* _Records for the task_
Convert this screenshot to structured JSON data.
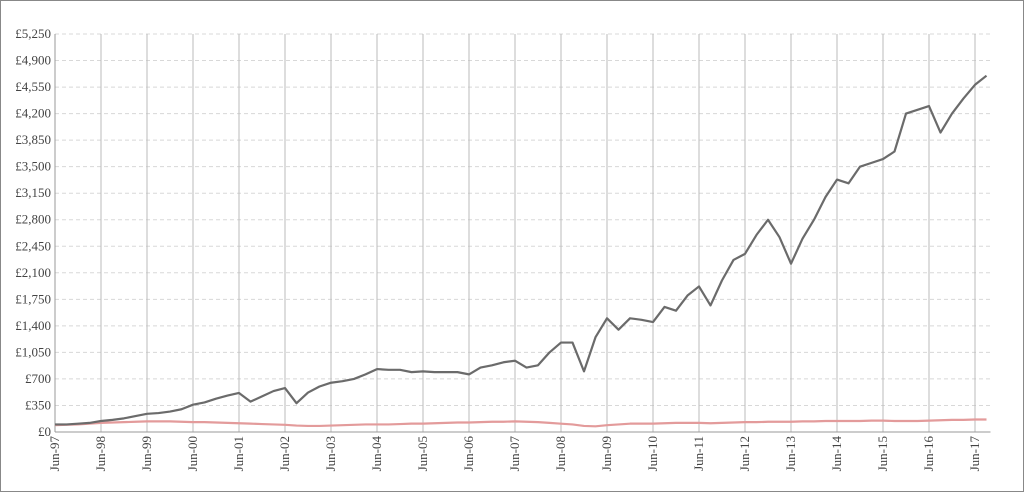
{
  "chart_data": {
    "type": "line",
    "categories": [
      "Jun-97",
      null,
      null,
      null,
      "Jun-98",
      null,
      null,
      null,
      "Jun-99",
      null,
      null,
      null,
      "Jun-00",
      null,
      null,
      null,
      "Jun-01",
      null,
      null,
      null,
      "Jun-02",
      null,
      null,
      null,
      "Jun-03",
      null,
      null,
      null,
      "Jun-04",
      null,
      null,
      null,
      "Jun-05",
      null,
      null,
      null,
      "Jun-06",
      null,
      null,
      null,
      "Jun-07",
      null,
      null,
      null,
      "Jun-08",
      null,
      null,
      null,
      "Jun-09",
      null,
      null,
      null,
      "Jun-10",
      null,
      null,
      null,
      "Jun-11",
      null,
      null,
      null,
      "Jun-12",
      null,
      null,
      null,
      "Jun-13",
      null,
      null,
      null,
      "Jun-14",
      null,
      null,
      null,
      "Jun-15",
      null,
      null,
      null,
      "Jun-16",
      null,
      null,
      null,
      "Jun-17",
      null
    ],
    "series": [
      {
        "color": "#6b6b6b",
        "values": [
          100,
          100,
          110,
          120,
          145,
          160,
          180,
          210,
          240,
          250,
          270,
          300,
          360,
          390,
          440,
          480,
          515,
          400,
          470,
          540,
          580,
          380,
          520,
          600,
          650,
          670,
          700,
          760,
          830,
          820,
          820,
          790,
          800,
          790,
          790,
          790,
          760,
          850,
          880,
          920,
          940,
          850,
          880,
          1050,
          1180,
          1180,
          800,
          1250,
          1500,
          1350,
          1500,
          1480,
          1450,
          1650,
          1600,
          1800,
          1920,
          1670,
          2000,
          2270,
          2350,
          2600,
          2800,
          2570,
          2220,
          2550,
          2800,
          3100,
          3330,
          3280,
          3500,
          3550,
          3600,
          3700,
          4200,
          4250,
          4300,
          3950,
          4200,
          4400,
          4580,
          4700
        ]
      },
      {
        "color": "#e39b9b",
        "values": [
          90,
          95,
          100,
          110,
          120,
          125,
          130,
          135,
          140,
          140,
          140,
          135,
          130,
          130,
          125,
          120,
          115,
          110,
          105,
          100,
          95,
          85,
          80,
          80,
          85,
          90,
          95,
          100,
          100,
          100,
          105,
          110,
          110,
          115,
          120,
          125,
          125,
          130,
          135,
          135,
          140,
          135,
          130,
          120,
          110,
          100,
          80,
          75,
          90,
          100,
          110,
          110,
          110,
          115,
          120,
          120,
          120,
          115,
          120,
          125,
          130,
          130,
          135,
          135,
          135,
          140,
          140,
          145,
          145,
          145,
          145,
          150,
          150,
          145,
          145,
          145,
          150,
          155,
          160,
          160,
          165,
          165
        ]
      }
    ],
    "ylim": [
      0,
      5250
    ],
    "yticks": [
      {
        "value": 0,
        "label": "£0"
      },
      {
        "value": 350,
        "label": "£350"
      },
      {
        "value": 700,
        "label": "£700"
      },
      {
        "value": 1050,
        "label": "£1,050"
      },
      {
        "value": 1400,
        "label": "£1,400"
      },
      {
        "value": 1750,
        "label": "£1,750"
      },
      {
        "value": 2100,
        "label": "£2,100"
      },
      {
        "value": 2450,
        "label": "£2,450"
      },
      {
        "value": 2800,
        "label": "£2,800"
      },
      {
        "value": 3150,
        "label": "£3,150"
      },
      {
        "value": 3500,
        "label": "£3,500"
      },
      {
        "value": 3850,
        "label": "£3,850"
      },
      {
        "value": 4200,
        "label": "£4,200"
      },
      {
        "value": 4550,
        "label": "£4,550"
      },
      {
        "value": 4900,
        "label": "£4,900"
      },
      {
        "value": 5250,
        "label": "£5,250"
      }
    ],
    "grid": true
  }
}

* _Task objective_
Strip out the images, then output the records above word for word.

* _Problem solution_
Convert this screenshot to structured JSON data.
{
  "chart_data": {
    "type": "line",
    "categories": [
      "Jun-97",
      null,
      null,
      null,
      "Jun-98",
      null,
      null,
      null,
      "Jun-99",
      null,
      null,
      null,
      "Jun-00",
      null,
      null,
      null,
      "Jun-01",
      null,
      null,
      null,
      "Jun-02",
      null,
      null,
      null,
      "Jun-03",
      null,
      null,
      null,
      "Jun-04",
      null,
      null,
      null,
      "Jun-05",
      null,
      null,
      null,
      "Jun-06",
      null,
      null,
      null,
      "Jun-07",
      null,
      null,
      null,
      "Jun-08",
      null,
      null,
      null,
      "Jun-09",
      null,
      null,
      null,
      "Jun-10",
      null,
      null,
      null,
      "Jun-11",
      null,
      null,
      null,
      "Jun-12",
      null,
      null,
      null,
      "Jun-13",
      null,
      null,
      null,
      "Jun-14",
      null,
      null,
      null,
      "Jun-15",
      null,
      null,
      null,
      "Jun-16",
      null,
      null,
      null,
      "Jun-17",
      null
    ],
    "series": [
      {
        "color": "#6b6b6b",
        "values": [
          100,
          100,
          110,
          120,
          145,
          160,
          180,
          210,
          240,
          250,
          270,
          300,
          360,
          390,
          440,
          480,
          515,
          400,
          470,
          540,
          580,
          380,
          520,
          600,
          650,
          670,
          700,
          760,
          830,
          820,
          820,
          790,
          800,
          790,
          790,
          790,
          760,
          850,
          880,
          920,
          940,
          850,
          880,
          1050,
          1180,
          1180,
          800,
          1250,
          1500,
          1350,
          1500,
          1480,
          1450,
          1650,
          1600,
          1800,
          1920,
          1670,
          2000,
          2270,
          2350,
          2600,
          2800,
          2570,
          2220,
          2550,
          2800,
          3100,
          3330,
          3280,
          3500,
          3550,
          3600,
          3700,
          4200,
          4250,
          4300,
          3950,
          4200,
          4400,
          4580,
          4700
        ]
      },
      {
        "color": "#e39b9b",
        "values": [
          90,
          95,
          100,
          110,
          120,
          125,
          130,
          135,
          140,
          140,
          140,
          135,
          130,
          130,
          125,
          120,
          115,
          110,
          105,
          100,
          95,
          85,
          80,
          80,
          85,
          90,
          95,
          100,
          100,
          100,
          105,
          110,
          110,
          115,
          120,
          125,
          125,
          130,
          135,
          135,
          140,
          135,
          130,
          120,
          110,
          100,
          80,
          75,
          90,
          100,
          110,
          110,
          110,
          115,
          120,
          120,
          120,
          115,
          120,
          125,
          130,
          130,
          135,
          135,
          135,
          140,
          140,
          145,
          145,
          145,
          145,
          150,
          150,
          145,
          145,
          145,
          150,
          155,
          160,
          160,
          165,
          165
        ]
      }
    ],
    "ylim": [
      0,
      5250
    ],
    "yticks": [
      {
        "value": 0,
        "label": "£0"
      },
      {
        "value": 350,
        "label": "£350"
      },
      {
        "value": 700,
        "label": "£700"
      },
      {
        "value": 1050,
        "label": "£1,050"
      },
      {
        "value": 1400,
        "label": "£1,400"
      },
      {
        "value": 1750,
        "label": "£1,750"
      },
      {
        "value": 2100,
        "label": "£2,100"
      },
      {
        "value": 2450,
        "label": "£2,450"
      },
      {
        "value": 2800,
        "label": "£2,800"
      },
      {
        "value": 3150,
        "label": "£3,150"
      },
      {
        "value": 3500,
        "label": "£3,500"
      },
      {
        "value": 3850,
        "label": "£3,850"
      },
      {
        "value": 4200,
        "label": "£4,200"
      },
      {
        "value": 4550,
        "label": "£4,550"
      },
      {
        "value": 4900,
        "label": "£4,900"
      },
      {
        "value": 5250,
        "label": "£5,250"
      }
    ],
    "grid": true
  }
}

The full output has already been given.